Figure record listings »
********

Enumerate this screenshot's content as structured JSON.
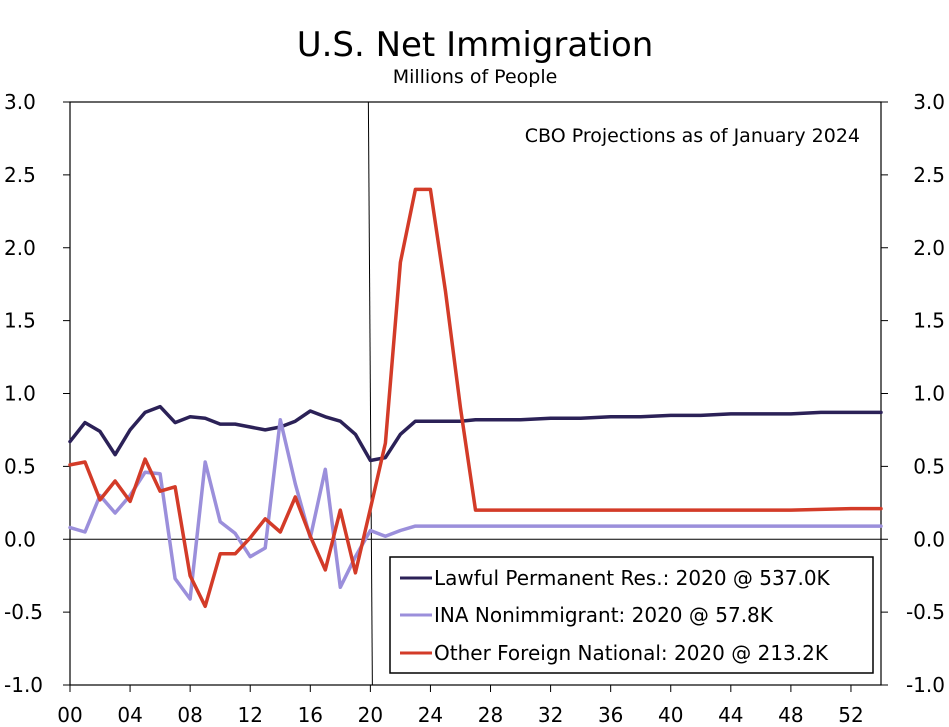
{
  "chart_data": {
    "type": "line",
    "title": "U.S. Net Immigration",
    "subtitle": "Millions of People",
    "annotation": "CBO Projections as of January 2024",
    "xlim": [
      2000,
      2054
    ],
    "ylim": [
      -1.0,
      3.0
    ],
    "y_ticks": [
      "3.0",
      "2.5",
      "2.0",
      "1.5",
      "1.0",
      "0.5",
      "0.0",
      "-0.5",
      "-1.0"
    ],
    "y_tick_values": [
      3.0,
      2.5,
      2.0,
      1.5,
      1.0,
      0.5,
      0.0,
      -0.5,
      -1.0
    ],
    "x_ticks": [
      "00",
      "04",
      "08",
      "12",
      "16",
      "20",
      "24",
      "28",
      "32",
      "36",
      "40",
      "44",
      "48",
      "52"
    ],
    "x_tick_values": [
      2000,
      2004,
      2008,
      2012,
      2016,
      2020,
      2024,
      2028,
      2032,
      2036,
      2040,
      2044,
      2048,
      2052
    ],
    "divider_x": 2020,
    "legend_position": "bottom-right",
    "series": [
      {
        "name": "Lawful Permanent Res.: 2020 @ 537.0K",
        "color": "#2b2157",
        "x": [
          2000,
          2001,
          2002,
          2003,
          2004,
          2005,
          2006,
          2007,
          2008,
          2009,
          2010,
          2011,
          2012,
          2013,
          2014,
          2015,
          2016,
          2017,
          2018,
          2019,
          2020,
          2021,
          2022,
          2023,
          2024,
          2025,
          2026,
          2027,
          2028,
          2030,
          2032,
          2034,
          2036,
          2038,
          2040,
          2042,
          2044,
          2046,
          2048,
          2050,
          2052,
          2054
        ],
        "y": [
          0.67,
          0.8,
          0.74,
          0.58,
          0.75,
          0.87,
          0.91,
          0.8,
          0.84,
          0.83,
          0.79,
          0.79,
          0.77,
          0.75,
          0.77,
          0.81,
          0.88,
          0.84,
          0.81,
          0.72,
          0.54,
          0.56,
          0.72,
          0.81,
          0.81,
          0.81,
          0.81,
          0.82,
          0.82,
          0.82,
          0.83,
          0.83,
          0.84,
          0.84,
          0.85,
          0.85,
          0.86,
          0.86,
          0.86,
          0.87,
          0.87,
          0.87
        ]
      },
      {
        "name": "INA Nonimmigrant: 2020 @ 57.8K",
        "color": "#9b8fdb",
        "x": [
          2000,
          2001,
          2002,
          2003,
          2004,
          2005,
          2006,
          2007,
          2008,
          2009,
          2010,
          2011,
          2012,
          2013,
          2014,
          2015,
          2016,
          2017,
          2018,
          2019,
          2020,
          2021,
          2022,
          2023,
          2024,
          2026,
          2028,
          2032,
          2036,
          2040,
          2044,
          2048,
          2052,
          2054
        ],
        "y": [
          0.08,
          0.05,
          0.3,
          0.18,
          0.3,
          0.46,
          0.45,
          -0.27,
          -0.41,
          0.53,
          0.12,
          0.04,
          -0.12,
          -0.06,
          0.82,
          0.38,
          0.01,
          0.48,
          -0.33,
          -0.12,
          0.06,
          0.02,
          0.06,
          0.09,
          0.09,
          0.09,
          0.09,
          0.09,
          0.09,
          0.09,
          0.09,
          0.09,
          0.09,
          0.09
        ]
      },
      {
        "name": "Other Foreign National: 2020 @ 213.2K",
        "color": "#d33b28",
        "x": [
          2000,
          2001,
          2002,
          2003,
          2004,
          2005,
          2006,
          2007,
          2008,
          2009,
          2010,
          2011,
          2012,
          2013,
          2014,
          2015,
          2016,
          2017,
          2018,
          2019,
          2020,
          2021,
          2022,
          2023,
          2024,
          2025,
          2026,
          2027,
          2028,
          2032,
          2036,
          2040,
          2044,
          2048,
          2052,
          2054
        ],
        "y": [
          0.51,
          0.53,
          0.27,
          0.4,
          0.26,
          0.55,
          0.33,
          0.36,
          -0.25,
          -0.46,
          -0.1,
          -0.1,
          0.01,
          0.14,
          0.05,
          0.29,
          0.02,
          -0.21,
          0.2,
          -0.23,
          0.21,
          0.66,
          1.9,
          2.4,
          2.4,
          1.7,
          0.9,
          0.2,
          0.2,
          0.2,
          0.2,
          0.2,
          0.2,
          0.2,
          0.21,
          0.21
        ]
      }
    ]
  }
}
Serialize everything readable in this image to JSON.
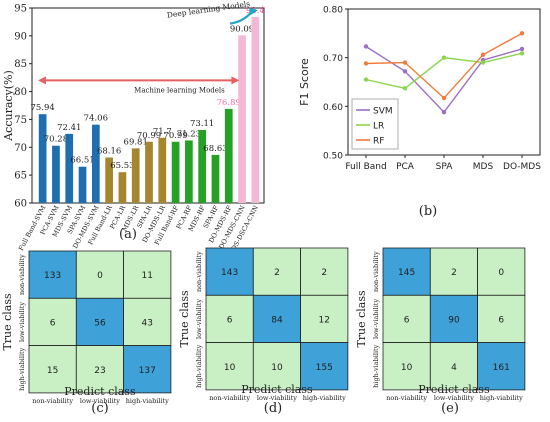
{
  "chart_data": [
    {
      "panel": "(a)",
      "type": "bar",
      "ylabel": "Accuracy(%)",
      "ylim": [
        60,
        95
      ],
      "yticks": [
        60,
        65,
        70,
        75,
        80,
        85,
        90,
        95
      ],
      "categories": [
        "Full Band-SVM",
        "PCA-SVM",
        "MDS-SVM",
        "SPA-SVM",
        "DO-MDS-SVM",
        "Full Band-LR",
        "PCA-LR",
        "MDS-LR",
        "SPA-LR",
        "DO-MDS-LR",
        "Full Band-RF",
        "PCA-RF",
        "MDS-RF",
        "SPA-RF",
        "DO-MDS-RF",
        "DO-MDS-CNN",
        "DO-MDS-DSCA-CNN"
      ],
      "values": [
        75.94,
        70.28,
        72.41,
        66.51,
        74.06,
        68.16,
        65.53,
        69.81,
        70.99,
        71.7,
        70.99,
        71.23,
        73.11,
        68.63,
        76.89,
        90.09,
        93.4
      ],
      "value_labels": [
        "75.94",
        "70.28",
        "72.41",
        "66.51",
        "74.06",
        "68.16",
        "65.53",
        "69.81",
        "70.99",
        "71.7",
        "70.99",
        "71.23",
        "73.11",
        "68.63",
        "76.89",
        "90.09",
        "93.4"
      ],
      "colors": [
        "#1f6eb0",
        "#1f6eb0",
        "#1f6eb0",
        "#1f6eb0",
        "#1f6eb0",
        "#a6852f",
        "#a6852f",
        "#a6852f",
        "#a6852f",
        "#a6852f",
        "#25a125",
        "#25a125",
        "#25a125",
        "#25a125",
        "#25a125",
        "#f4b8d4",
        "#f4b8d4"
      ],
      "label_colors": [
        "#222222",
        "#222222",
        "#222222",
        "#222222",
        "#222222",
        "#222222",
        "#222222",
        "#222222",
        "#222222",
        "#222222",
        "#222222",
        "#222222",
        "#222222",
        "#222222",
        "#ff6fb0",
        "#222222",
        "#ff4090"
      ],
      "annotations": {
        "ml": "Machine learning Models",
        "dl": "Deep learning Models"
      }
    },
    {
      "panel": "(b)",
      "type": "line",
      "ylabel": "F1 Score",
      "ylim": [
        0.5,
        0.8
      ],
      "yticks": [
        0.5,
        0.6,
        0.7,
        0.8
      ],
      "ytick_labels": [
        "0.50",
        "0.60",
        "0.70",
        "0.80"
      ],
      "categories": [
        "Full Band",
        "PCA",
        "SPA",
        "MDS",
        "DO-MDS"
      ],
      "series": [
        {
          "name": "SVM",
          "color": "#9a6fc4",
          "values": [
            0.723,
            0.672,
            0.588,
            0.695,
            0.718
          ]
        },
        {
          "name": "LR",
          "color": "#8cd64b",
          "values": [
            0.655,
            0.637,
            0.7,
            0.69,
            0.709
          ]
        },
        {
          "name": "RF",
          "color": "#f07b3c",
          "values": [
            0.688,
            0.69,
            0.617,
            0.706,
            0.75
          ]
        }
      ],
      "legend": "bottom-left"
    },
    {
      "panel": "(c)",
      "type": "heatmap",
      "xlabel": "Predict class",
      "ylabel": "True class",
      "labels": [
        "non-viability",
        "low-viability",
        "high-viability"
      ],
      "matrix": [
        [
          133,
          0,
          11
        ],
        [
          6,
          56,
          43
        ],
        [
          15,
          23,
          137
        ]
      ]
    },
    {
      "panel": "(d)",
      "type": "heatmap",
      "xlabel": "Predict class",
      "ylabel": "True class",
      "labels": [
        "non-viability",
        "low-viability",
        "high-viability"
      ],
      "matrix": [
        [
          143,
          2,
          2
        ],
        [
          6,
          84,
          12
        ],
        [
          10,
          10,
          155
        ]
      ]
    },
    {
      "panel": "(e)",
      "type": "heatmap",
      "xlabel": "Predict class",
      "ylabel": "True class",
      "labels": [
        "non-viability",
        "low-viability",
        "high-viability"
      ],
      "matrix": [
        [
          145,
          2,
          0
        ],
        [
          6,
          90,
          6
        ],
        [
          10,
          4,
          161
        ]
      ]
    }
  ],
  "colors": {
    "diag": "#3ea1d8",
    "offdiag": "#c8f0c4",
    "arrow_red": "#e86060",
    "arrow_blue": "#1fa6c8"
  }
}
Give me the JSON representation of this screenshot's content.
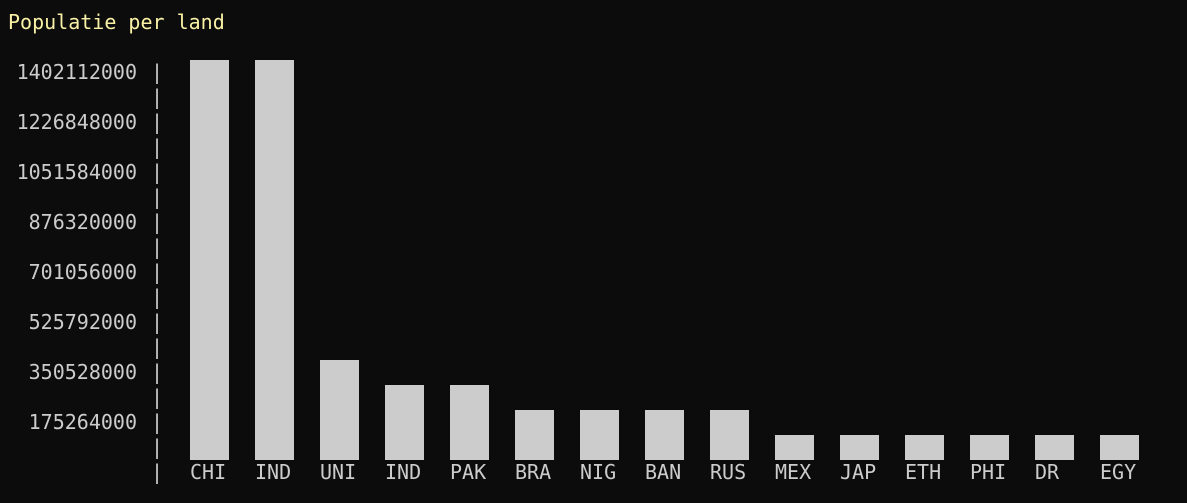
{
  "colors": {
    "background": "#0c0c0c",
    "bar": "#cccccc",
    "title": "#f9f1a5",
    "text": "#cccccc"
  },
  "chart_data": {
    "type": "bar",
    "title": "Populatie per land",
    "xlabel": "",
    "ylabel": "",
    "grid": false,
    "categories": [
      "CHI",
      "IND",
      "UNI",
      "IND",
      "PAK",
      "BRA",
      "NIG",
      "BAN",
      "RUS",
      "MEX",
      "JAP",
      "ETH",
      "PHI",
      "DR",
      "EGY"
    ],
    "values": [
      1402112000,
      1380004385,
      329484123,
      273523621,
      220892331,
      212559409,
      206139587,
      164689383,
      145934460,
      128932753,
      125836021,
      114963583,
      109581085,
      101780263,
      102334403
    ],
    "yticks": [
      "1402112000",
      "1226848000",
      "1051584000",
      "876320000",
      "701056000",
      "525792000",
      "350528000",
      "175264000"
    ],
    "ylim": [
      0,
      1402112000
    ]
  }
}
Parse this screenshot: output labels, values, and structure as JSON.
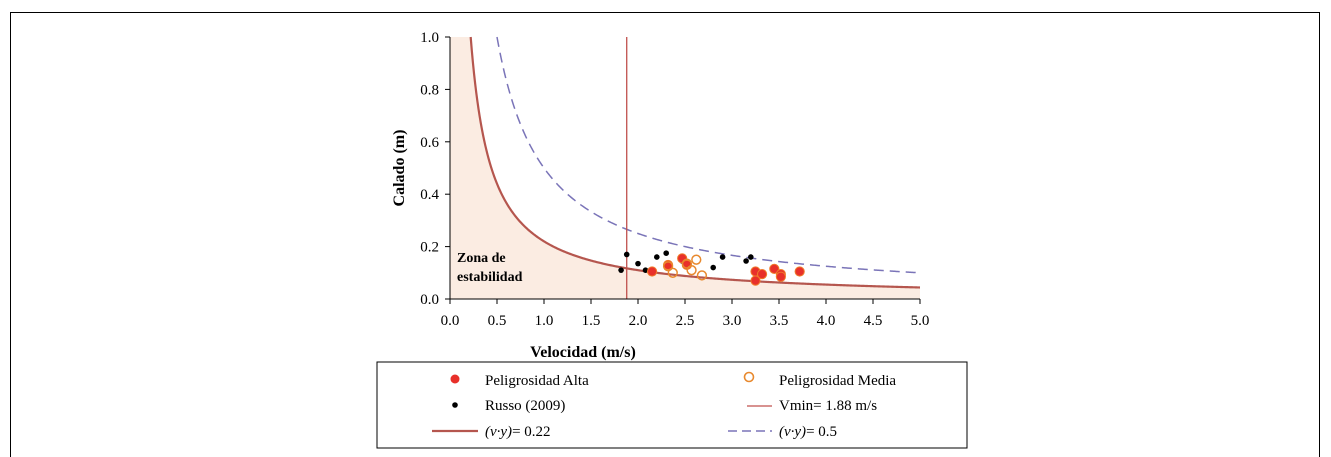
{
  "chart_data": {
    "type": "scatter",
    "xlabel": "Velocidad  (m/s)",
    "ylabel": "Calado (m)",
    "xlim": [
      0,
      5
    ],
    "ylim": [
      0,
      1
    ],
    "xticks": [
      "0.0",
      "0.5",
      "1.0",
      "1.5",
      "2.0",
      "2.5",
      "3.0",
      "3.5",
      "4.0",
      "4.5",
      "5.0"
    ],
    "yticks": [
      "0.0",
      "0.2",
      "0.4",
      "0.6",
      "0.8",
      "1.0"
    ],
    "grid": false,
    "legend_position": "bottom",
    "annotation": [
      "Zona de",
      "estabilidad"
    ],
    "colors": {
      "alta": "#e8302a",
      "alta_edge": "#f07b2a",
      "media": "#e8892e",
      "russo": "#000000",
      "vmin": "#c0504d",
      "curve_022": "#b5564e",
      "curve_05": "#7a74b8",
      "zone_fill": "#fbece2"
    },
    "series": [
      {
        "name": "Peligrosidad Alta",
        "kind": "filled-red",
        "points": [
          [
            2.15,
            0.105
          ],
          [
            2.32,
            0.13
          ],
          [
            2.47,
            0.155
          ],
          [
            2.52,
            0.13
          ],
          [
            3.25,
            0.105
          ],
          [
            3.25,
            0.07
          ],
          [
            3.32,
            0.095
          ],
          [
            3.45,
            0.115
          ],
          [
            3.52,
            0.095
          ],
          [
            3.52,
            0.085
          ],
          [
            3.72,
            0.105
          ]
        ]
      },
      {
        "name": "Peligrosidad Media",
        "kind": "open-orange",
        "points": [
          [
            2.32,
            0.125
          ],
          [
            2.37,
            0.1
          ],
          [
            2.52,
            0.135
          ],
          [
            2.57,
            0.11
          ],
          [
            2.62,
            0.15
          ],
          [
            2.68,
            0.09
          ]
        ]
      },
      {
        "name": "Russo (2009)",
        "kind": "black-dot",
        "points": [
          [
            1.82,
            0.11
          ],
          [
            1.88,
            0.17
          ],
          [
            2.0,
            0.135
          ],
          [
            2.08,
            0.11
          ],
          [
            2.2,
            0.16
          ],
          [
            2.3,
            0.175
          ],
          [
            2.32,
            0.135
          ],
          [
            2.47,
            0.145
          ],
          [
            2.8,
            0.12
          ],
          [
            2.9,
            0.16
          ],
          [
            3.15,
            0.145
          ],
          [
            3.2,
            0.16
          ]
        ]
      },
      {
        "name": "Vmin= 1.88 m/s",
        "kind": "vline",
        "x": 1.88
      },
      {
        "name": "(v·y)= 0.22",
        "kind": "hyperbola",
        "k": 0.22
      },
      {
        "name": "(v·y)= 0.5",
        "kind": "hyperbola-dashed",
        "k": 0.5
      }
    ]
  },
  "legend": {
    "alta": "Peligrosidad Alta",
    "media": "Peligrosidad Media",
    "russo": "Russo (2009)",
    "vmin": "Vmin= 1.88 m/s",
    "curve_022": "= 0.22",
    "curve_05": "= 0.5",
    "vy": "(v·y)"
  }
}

********

Report only how many lines in the listing contain the string "Full".

PROBLEM SOLUTION »
4